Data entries
--- Start ---

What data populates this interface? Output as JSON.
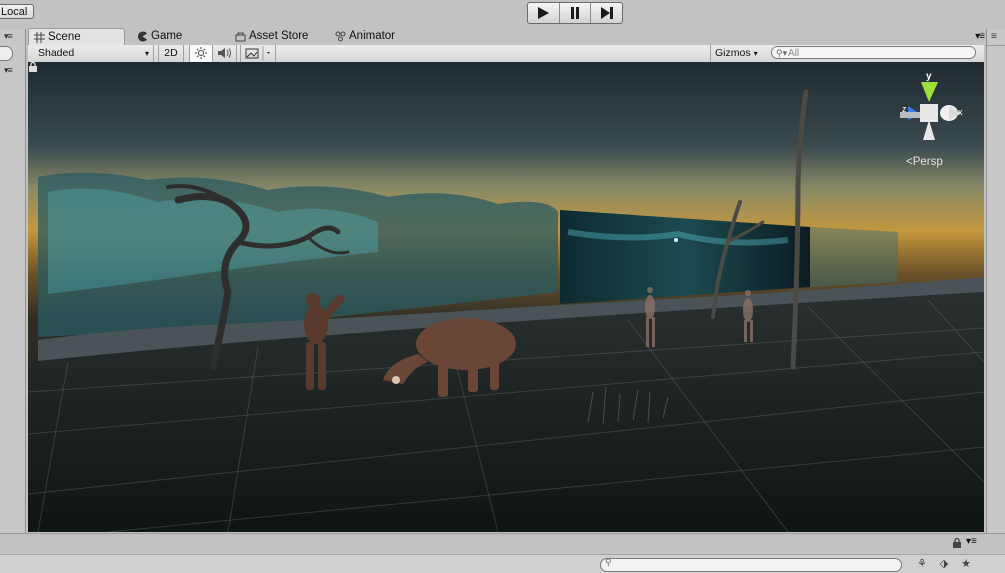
{
  "toolbar": {
    "pivot_rotation": "Local",
    "play_icon": "play-icon",
    "pause_icon": "pause-icon",
    "step_icon": "step-icon"
  },
  "tabs": [
    {
      "label": "Scene",
      "icon": "grid-icon",
      "active": true
    },
    {
      "label": "Game",
      "icon": "pacman-icon",
      "active": false
    },
    {
      "label": "Asset Store",
      "icon": "store-icon",
      "active": false
    },
    {
      "label": "Animator",
      "icon": "animator-icon",
      "active": false
    }
  ],
  "scene_toolbar": {
    "draw_mode": "Shaded",
    "mode_2d": "2D",
    "gizmos": "Gizmos",
    "search_placeholder": "All"
  },
  "viewport": {
    "projection": "Persp",
    "gizmo_y_label": "y",
    "gizmo_z_label": "z",
    "gizmo_x_label": "x"
  },
  "colors": {
    "panel_bg": "#c2c2c2",
    "active_tab": "#e3e3e3",
    "gizmo_y": "#9ee03a",
    "gizmo_z": "#3d7df0",
    "gizmo_x": "#e04040"
  }
}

--- End ---

[TASK TO CARRY OUT]
Extract, from the material above, each line holding the word "icon".

[THE RESULT]
    "play_icon": "play-icon",
    "pause_icon": "pause-icon",
    "step_icon": "step-icon"
      "icon": "grid-icon",
      "icon": "pacman-icon",
      "icon": "store-icon",
      "icon": "animator-icon",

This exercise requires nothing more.